• **Exercise**:
Search the data for the word "this". Reproduce every line where it is found.

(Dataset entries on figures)
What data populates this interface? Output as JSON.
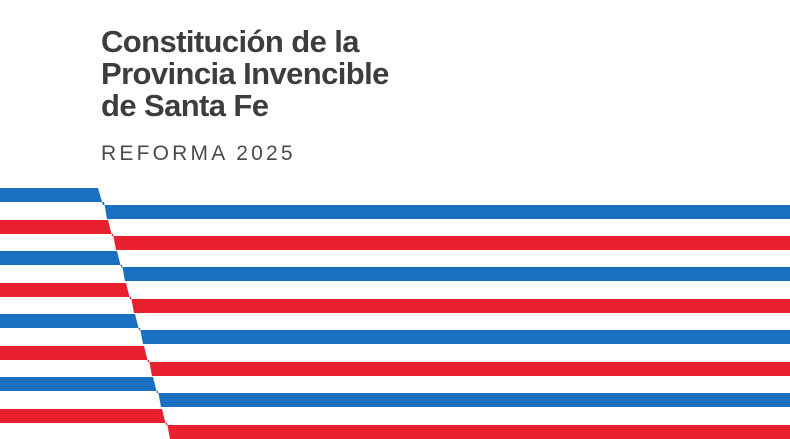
{
  "document": {
    "title_lines": [
      "Constitución de la",
      "Provincia Invencible",
      "de Santa Fe"
    ],
    "subtitle": "REFORMA 2025"
  },
  "colors": {
    "blue": "#1b6fc0",
    "red": "#e8202f",
    "text": "#3d3d3d",
    "background": "#ffffff"
  },
  "stripes": {
    "pattern": [
      "blue",
      "red",
      "blue",
      "red",
      "blue",
      "red",
      "blue",
      "red"
    ]
  }
}
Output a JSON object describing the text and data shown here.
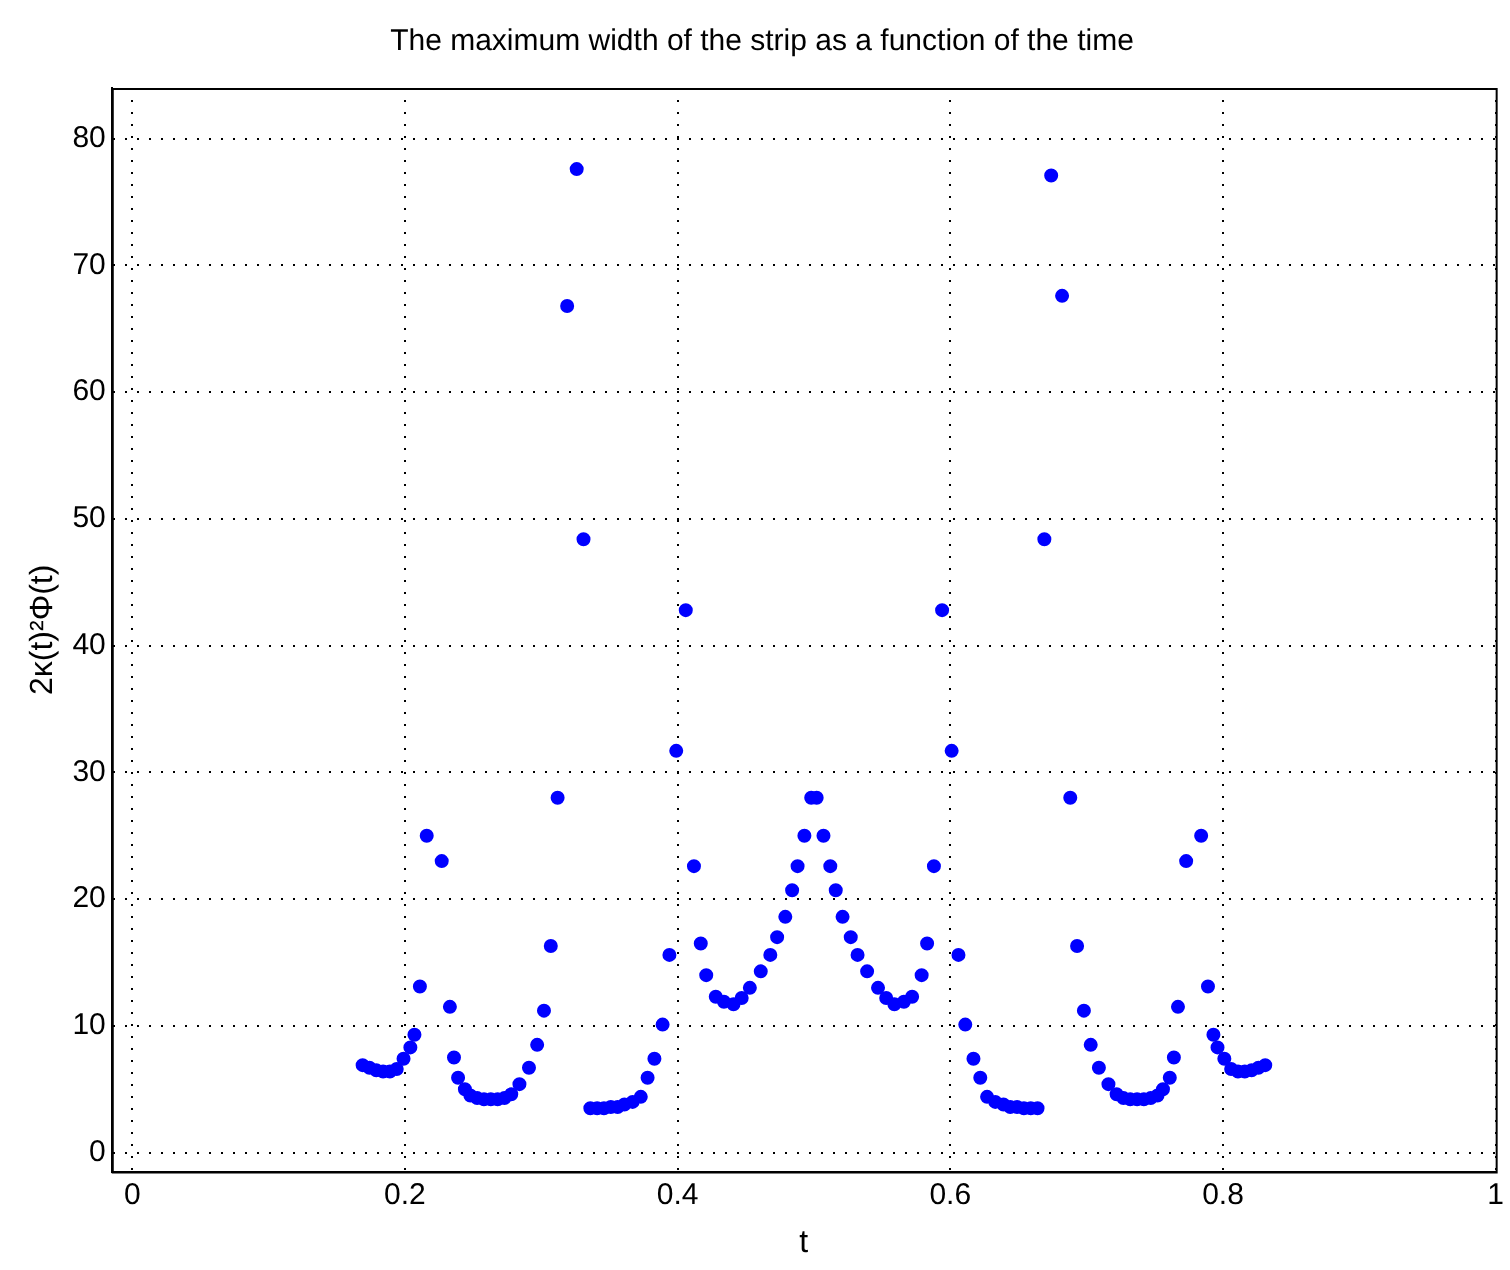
{
  "chart_data": {
    "type": "scatter",
    "title": "The maximum width of the strip as a function of the time",
    "xlabel": "t",
    "ylabel": "2κ(t)²Φ(t)",
    "x": [
      0.169,
      0.174,
      0.179,
      0.184,
      0.189,
      0.194,
      0.199,
      0.204,
      0.207,
      0.211,
      0.216,
      0.227,
      0.233,
      0.236,
      0.239,
      0.244,
      0.248,
      0.253,
      0.258,
      0.263,
      0.268,
      0.273,
      0.278,
      0.284,
      0.291,
      0.297,
      0.302,
      0.307,
      0.312,
      0.319,
      0.326,
      0.331,
      0.336,
      0.341,
      0.346,
      0.351,
      0.356,
      0.361,
      0.367,
      0.373,
      0.378,
      0.383,
      0.389,
      0.394,
      0.399,
      0.406,
      0.412,
      0.417,
      0.421,
      0.428,
      0.434,
      0.441,
      0.447,
      0.453,
      0.461,
      0.468,
      0.473,
      0.479,
      0.484,
      0.488,
      0.493,
      0.498,
      0.502,
      0.507,
      0.512,
      0.516,
      0.521,
      0.527,
      0.532,
      0.539,
      0.547,
      0.553,
      0.559,
      0.566,
      0.572,
      0.579,
      0.583,
      0.588,
      0.594,
      0.601,
      0.606,
      0.611,
      0.617,
      0.622,
      0.627,
      0.633,
      0.639,
      0.644,
      0.649,
      0.654,
      0.659,
      0.664,
      0.669,
      0.674,
      0.682,
      0.688,
      0.693,
      0.698,
      0.703,
      0.709,
      0.716,
      0.722,
      0.727,
      0.732,
      0.737,
      0.742,
      0.747,
      0.752,
      0.756,
      0.761,
      0.764,
      0.767,
      0.773,
      0.784,
      0.789,
      0.793,
      0.796,
      0.801,
      0.806,
      0.811,
      0.816,
      0.821,
      0.826,
      0.831
    ],
    "series": [
      {
        "color": "#0000ff",
        "values": [
          6.9,
          6.7,
          6.5,
          6.4,
          6.4,
          6.6,
          7.4,
          8.3,
          9.3,
          13.1,
          25,
          23,
          11.5,
          7.5,
          5.9,
          5,
          4.5,
          4.3,
          4.2,
          4.2,
          4.2,
          4.3,
          4.6,
          5.4,
          6.7,
          8.5,
          11.2,
          16.3,
          28,
          66.8,
          77.6,
          48.4,
          3.5,
          3.5,
          3.5,
          3.6,
          3.6,
          3.8,
          4,
          4.4,
          5.9,
          7.4,
          10.1,
          15.6,
          31.7,
          42.8,
          22.6,
          16.5,
          14,
          12.3,
          11.9,
          11.7,
          12.2,
          13,
          14.3,
          15.6,
          17,
          18.6,
          20.7,
          22.6,
          25,
          28,
          28,
          25,
          22.6,
          20.7,
          18.6,
          17,
          15.6,
          14.3,
          13,
          12.2,
          11.7,
          11.9,
          12.3,
          14,
          16.5,
          22.6,
          42.8,
          31.7,
          15.6,
          10.1,
          7.4,
          5.9,
          4.4,
          4,
          3.8,
          3.6,
          3.6,
          3.5,
          3.5,
          3.5,
          48.4,
          77.1,
          67.6,
          28,
          16.3,
          11.2,
          8.5,
          6.7,
          5.4,
          4.6,
          4.3,
          4.2,
          4.2,
          4.2,
          4.3,
          4.5,
          5,
          5.9,
          7.5,
          11.5,
          23,
          25,
          13.1,
          9.3,
          8.3,
          7.4,
          6.6,
          6.4,
          6.4,
          6.5,
          6.7,
          6.9
        ]
      }
    ],
    "xlim": [
      -0.015,
      1
    ],
    "xticks": [
      0,
      0.2,
      0.4,
      0.6,
      0.8,
      1
    ],
    "ylim": [
      -1.5,
      84
    ],
    "yticks": [
      0,
      10,
      20,
      30,
      40,
      50,
      60,
      70,
      80
    ],
    "grid": true,
    "marker": "circle",
    "legend": false
  }
}
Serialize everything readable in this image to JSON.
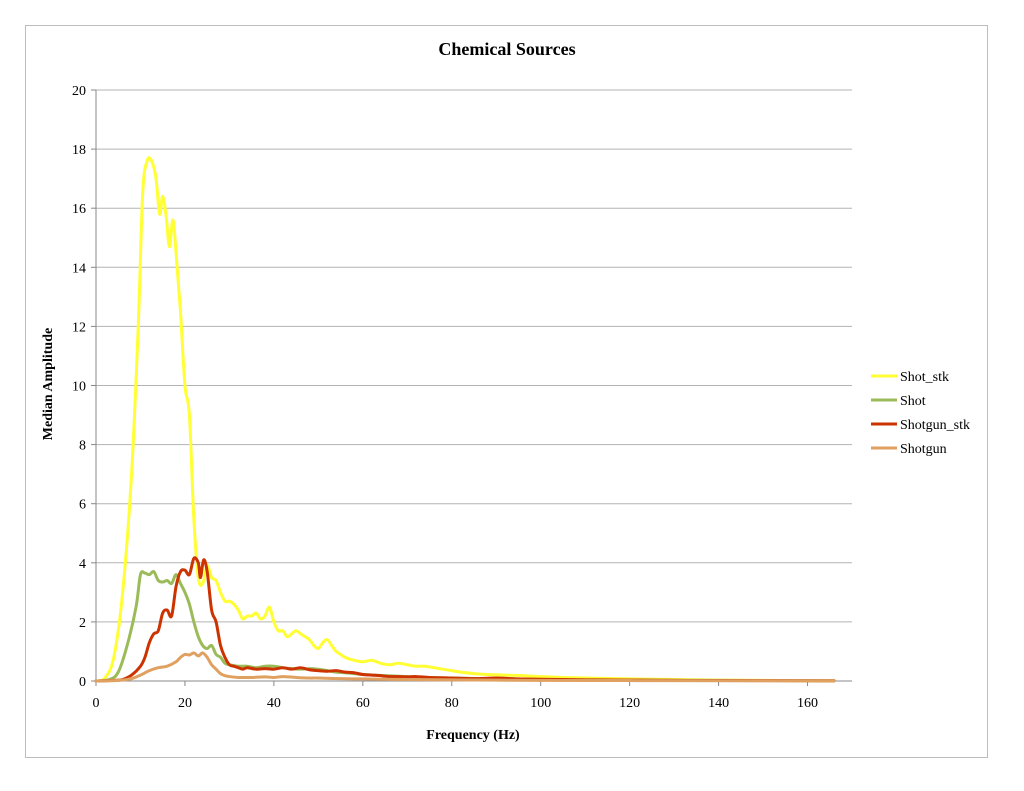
{
  "chart_data": {
    "type": "line",
    "title": "Chemical Sources",
    "xlabel": "Frequency (Hz)",
    "ylabel": "Median Amplitude",
    "xlim": [
      0,
      170
    ],
    "ylim": [
      0,
      20
    ],
    "xticks": [
      0,
      20,
      40,
      60,
      80,
      100,
      120,
      140,
      160
    ],
    "yticks": [
      0,
      2,
      4,
      6,
      8,
      10,
      12,
      14,
      16,
      18,
      20
    ],
    "grid": "horizontal",
    "legend_position": "right",
    "series": [
      {
        "name": "Shot_stk",
        "color": "#ffff33",
        "points": [
          [
            0,
            0
          ],
          [
            2,
            0.1
          ],
          [
            4,
            0.8
          ],
          [
            6,
            3
          ],
          [
            8,
            7
          ],
          [
            9.5,
            12
          ],
          [
            10.5,
            16.5
          ],
          [
            11.5,
            17.6
          ],
          [
            12.5,
            17.6
          ],
          [
            13.5,
            17
          ],
          [
            14.3,
            15.8
          ],
          [
            15,
            16.4
          ],
          [
            15.8,
            15.7
          ],
          [
            16.5,
            14.7
          ],
          [
            17.3,
            15.6
          ],
          [
            18,
            14.5
          ],
          [
            19,
            12.5
          ],
          [
            20,
            10
          ],
          [
            21,
            9
          ],
          [
            22,
            5.5
          ],
          [
            23,
            3.5
          ],
          [
            24,
            3.3
          ],
          [
            25,
            3.9
          ],
          [
            26,
            3.5
          ],
          [
            27,
            3.4
          ],
          [
            28,
            3
          ],
          [
            29,
            2.7
          ],
          [
            30,
            2.7
          ],
          [
            31,
            2.6
          ],
          [
            32,
            2.4
          ],
          [
            33,
            2.1
          ],
          [
            34,
            2.2
          ],
          [
            35,
            2.2
          ],
          [
            36,
            2.3
          ],
          [
            37,
            2.1
          ],
          [
            38,
            2.2
          ],
          [
            39,
            2.5
          ],
          [
            40,
            2.0
          ],
          [
            41,
            1.7
          ],
          [
            42,
            1.7
          ],
          [
            43,
            1.5
          ],
          [
            44,
            1.6
          ],
          [
            45,
            1.7
          ],
          [
            46,
            1.6
          ],
          [
            47,
            1.5
          ],
          [
            48,
            1.4
          ],
          [
            49,
            1.2
          ],
          [
            50,
            1.1
          ],
          [
            51,
            1.3
          ],
          [
            52,
            1.4
          ],
          [
            53,
            1.2
          ],
          [
            54,
            1.0
          ],
          [
            55,
            0.9
          ],
          [
            56,
            0.8
          ],
          [
            58,
            0.7
          ],
          [
            60,
            0.65
          ],
          [
            62,
            0.7
          ],
          [
            64,
            0.6
          ],
          [
            66,
            0.55
          ],
          [
            68,
            0.6
          ],
          [
            70,
            0.55
          ],
          [
            72,
            0.5
          ],
          [
            74,
            0.5
          ],
          [
            76,
            0.45
          ],
          [
            78,
            0.4
          ],
          [
            80,
            0.35
          ],
          [
            82,
            0.3
          ],
          [
            85,
            0.25
          ],
          [
            88,
            0.22
          ],
          [
            92,
            0.2
          ],
          [
            96,
            0.18
          ],
          [
            100,
            0.15
          ],
          [
            105,
            0.12
          ],
          [
            110,
            0.1
          ],
          [
            120,
            0.07
          ],
          [
            130,
            0.05
          ],
          [
            140,
            0.03
          ],
          [
            150,
            0.02
          ],
          [
            160,
            0.01
          ],
          [
            166,
            0.01
          ]
        ]
      },
      {
        "name": "Shot",
        "color": "#9bbb59",
        "points": [
          [
            0,
            0
          ],
          [
            3,
            0.05
          ],
          [
            5,
            0.3
          ],
          [
            7,
            1.2
          ],
          [
            9,
            2.5
          ],
          [
            10,
            3.6
          ],
          [
            11,
            3.65
          ],
          [
            12,
            3.6
          ],
          [
            13,
            3.7
          ],
          [
            14,
            3.4
          ],
          [
            15,
            3.35
          ],
          [
            16,
            3.4
          ],
          [
            17,
            3.3
          ],
          [
            18,
            3.6
          ],
          [
            19,
            3.3
          ],
          [
            20,
            3.0
          ],
          [
            21,
            2.6
          ],
          [
            22,
            2.0
          ],
          [
            23,
            1.5
          ],
          [
            24,
            1.2
          ],
          [
            25,
            1.1
          ],
          [
            26,
            1.2
          ],
          [
            27,
            0.9
          ],
          [
            28,
            0.8
          ],
          [
            29,
            0.6
          ],
          [
            30,
            0.55
          ],
          [
            32,
            0.5
          ],
          [
            34,
            0.5
          ],
          [
            36,
            0.45
          ],
          [
            38,
            0.5
          ],
          [
            40,
            0.5
          ],
          [
            42,
            0.45
          ],
          [
            44,
            0.42
          ],
          [
            46,
            0.4
          ],
          [
            48,
            0.42
          ],
          [
            50,
            0.4
          ],
          [
            52,
            0.35
          ],
          [
            54,
            0.3
          ],
          [
            56,
            0.28
          ],
          [
            58,
            0.25
          ],
          [
            60,
            0.22
          ],
          [
            65,
            0.18
          ],
          [
            70,
            0.15
          ],
          [
            75,
            0.12
          ],
          [
            80,
            0.1
          ],
          [
            90,
            0.07
          ],
          [
            100,
            0.05
          ],
          [
            110,
            0.04
          ],
          [
            120,
            0.03
          ],
          [
            140,
            0.02
          ],
          [
            166,
            0.01
          ]
        ]
      },
      {
        "name": "Shotgun_stk",
        "color": "#cc3300",
        "points": [
          [
            0,
            0
          ],
          [
            4,
            0.02
          ],
          [
            6,
            0.05
          ],
          [
            8,
            0.2
          ],
          [
            10,
            0.5
          ],
          [
            11,
            0.8
          ],
          [
            12,
            1.3
          ],
          [
            13,
            1.6
          ],
          [
            14,
            1.7
          ],
          [
            15,
            2.3
          ],
          [
            16,
            2.4
          ],
          [
            17,
            2.2
          ],
          [
            18,
            3.2
          ],
          [
            19,
            3.7
          ],
          [
            20,
            3.75
          ],
          [
            21,
            3.6
          ],
          [
            22,
            4.15
          ],
          [
            23,
            4.0
          ],
          [
            23.5,
            3.5
          ],
          [
            24.2,
            4.1
          ],
          [
            25,
            3.7
          ],
          [
            26,
            2.4
          ],
          [
            27,
            2.0
          ],
          [
            28,
            1.2
          ],
          [
            29,
            0.8
          ],
          [
            30,
            0.55
          ],
          [
            31,
            0.5
          ],
          [
            32,
            0.45
          ],
          [
            33,
            0.4
          ],
          [
            34,
            0.45
          ],
          [
            36,
            0.4
          ],
          [
            38,
            0.42
          ],
          [
            40,
            0.4
          ],
          [
            42,
            0.45
          ],
          [
            44,
            0.4
          ],
          [
            46,
            0.45
          ],
          [
            48,
            0.38
          ],
          [
            50,
            0.35
          ],
          [
            52,
            0.33
          ],
          [
            54,
            0.35
          ],
          [
            56,
            0.3
          ],
          [
            58,
            0.28
          ],
          [
            60,
            0.22
          ],
          [
            62,
            0.2
          ],
          [
            64,
            0.18
          ],
          [
            66,
            0.15
          ],
          [
            68,
            0.15
          ],
          [
            70,
            0.14
          ],
          [
            72,
            0.15
          ],
          [
            75,
            0.12
          ],
          [
            80,
            0.1
          ],
          [
            85,
            0.08
          ],
          [
            90,
            0.1
          ],
          [
            95,
            0.07
          ],
          [
            100,
            0.06
          ],
          [
            105,
            0.05
          ],
          [
            110,
            0.04
          ],
          [
            120,
            0.03
          ],
          [
            130,
            0.02
          ],
          [
            140,
            0.015
          ],
          [
            166,
            0.01
          ]
        ]
      },
      {
        "name": "Shotgun",
        "color": "#e0a060",
        "points": [
          [
            0,
            0
          ],
          [
            5,
            0.02
          ],
          [
            8,
            0.08
          ],
          [
            10,
            0.2
          ],
          [
            12,
            0.35
          ],
          [
            14,
            0.45
          ],
          [
            16,
            0.5
          ],
          [
            18,
            0.65
          ],
          [
            19,
            0.8
          ],
          [
            20,
            0.9
          ],
          [
            21,
            0.88
          ],
          [
            22,
            0.95
          ],
          [
            23,
            0.85
          ],
          [
            24,
            0.95
          ],
          [
            25,
            0.8
          ],
          [
            26,
            0.55
          ],
          [
            27,
            0.4
          ],
          [
            28,
            0.25
          ],
          [
            29,
            0.18
          ],
          [
            30,
            0.15
          ],
          [
            32,
            0.12
          ],
          [
            35,
            0.12
          ],
          [
            38,
            0.14
          ],
          [
            40,
            0.12
          ],
          [
            42,
            0.15
          ],
          [
            45,
            0.12
          ],
          [
            48,
            0.1
          ],
          [
            50,
            0.1
          ],
          [
            55,
            0.08
          ],
          [
            60,
            0.07
          ],
          [
            65,
            0.06
          ],
          [
            70,
            0.05
          ],
          [
            80,
            0.04
          ],
          [
            90,
            0.03
          ],
          [
            100,
            0.02
          ],
          [
            120,
            0.015
          ],
          [
            140,
            0.01
          ],
          [
            166,
            0.01
          ]
        ]
      }
    ]
  }
}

• **Correct output**:
What data populates this interface? Output as JSON.
Serialize everything readable in this image to JSON.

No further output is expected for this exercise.